**What this task involves:**
How many lines in the records below contain the word "label"? Give only the number.
* start Recorded data *
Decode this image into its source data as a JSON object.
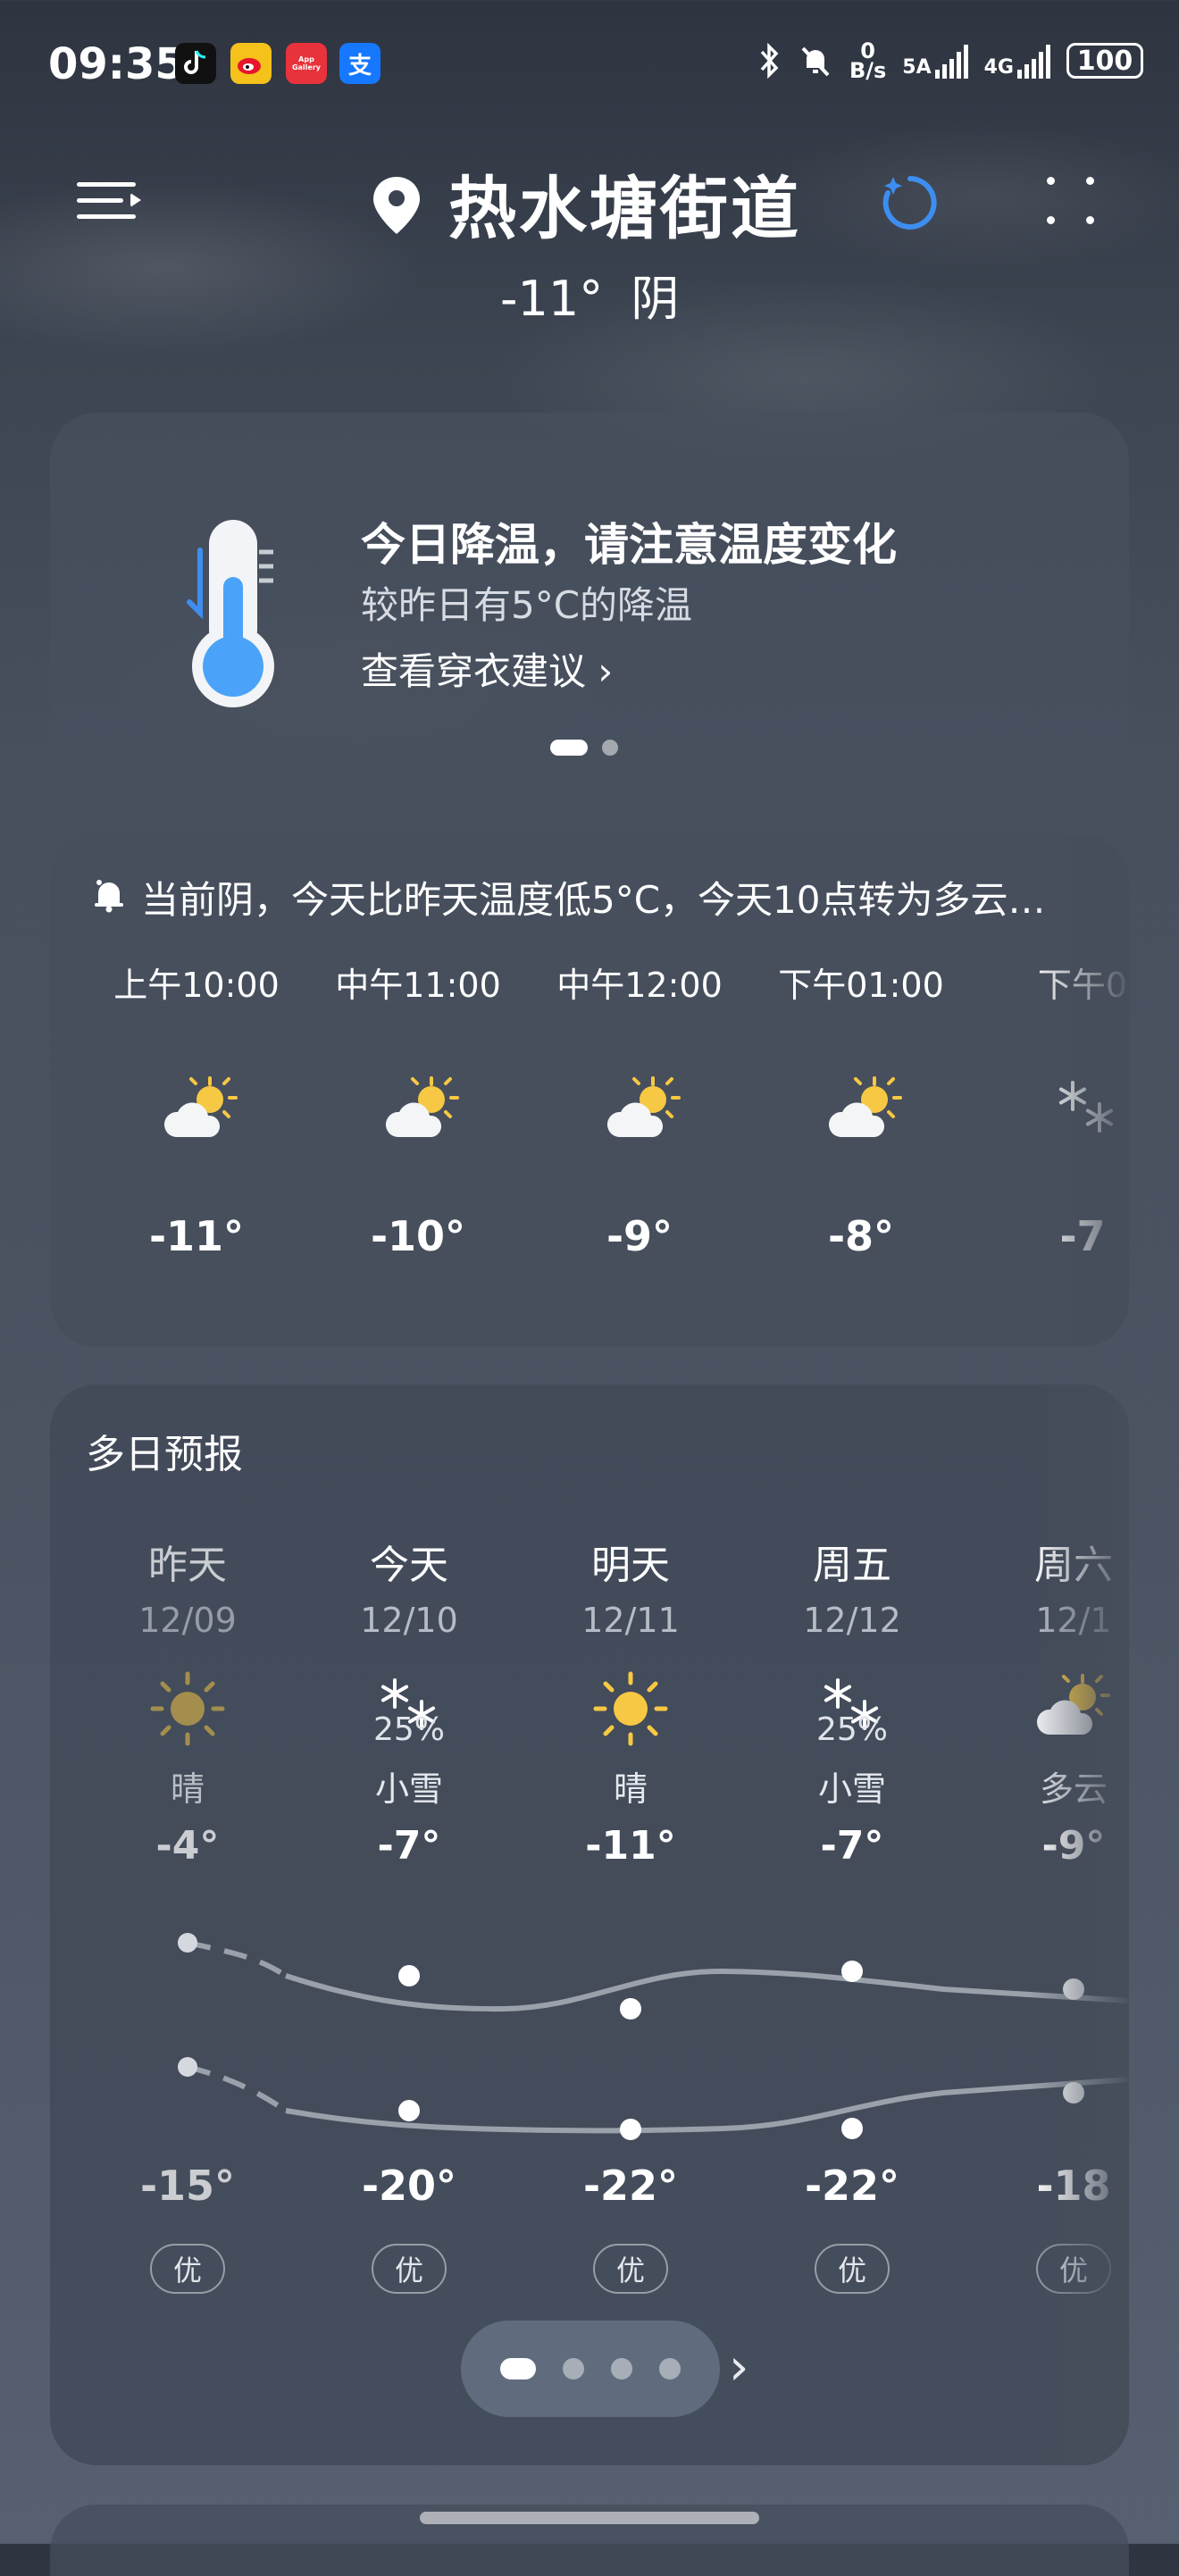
{
  "status_bar": {
    "time": "09:35",
    "apps": [
      "douyin-icon",
      "weibo-icon",
      "app-gallery-icon",
      "alipay-icon"
    ],
    "app_gallery_text": "App Gallery",
    "alipay_text": "支",
    "net_speed_value": "0",
    "net_speed_unit": "B/s",
    "network_5a": "5A",
    "network_4g": "4G",
    "battery": "100"
  },
  "header": {
    "location": "热水塘街道",
    "current_temp": "-11°",
    "current_condition": "阴"
  },
  "alert_card": {
    "title": "今日降温，请注意温度变化",
    "subtitle": "较昨日有5°C的降温",
    "link": "查看穿衣建议 ›"
  },
  "hourly": {
    "message": "当前阴，今天比昨天温度低5°C，今天10点转为多云…",
    "hours": [
      {
        "label": "上午10:00",
        "icon": "partly-cloudy-icon",
        "temp": "-11°"
      },
      {
        "label": "中午11:00",
        "icon": "partly-cloudy-icon",
        "temp": "-10°"
      },
      {
        "label": "中午12:00",
        "icon": "partly-cloudy-icon",
        "temp": "-9°"
      },
      {
        "label": "下午01:00",
        "icon": "partly-cloudy-icon",
        "temp": "-8°"
      },
      {
        "label": "下午0",
        "icon": "snow-icon",
        "temp": "-7"
      }
    ]
  },
  "daily": {
    "title": "多日预报",
    "days": [
      {
        "name": "昨天",
        "date": "12/09",
        "icon": "sun-icon",
        "pct": "",
        "cond": "晴",
        "hi": "-4°",
        "lo": "-15°",
        "aqi": "优"
      },
      {
        "name": "今天",
        "date": "12/10",
        "icon": "snow-icon",
        "pct": "25%",
        "cond": "小雪",
        "hi": "-7°",
        "lo": "-20°",
        "aqi": "优"
      },
      {
        "name": "明天",
        "date": "12/11",
        "icon": "sun-icon",
        "pct": "",
        "cond": "晴",
        "hi": "-11°",
        "lo": "-22°",
        "aqi": "优"
      },
      {
        "name": "周五",
        "date": "12/12",
        "icon": "snow-icon",
        "pct": "25%",
        "cond": "小雪",
        "hi": "-7°",
        "lo": "-22°",
        "aqi": "优"
      },
      {
        "name": "周六",
        "date": "12/1",
        "icon": "partly-cloudy-icon",
        "pct": "",
        "cond": "多云",
        "hi": "-9°",
        "lo": "-18",
        "aqi": "优"
      }
    ],
    "pager_glyph": "›"
  },
  "colors": {
    "sun": "#f7c843",
    "sun_yesterday": "#c8a84a",
    "accent_blue": "#3d8ef0"
  }
}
* end Recorded data *
**The response:**
5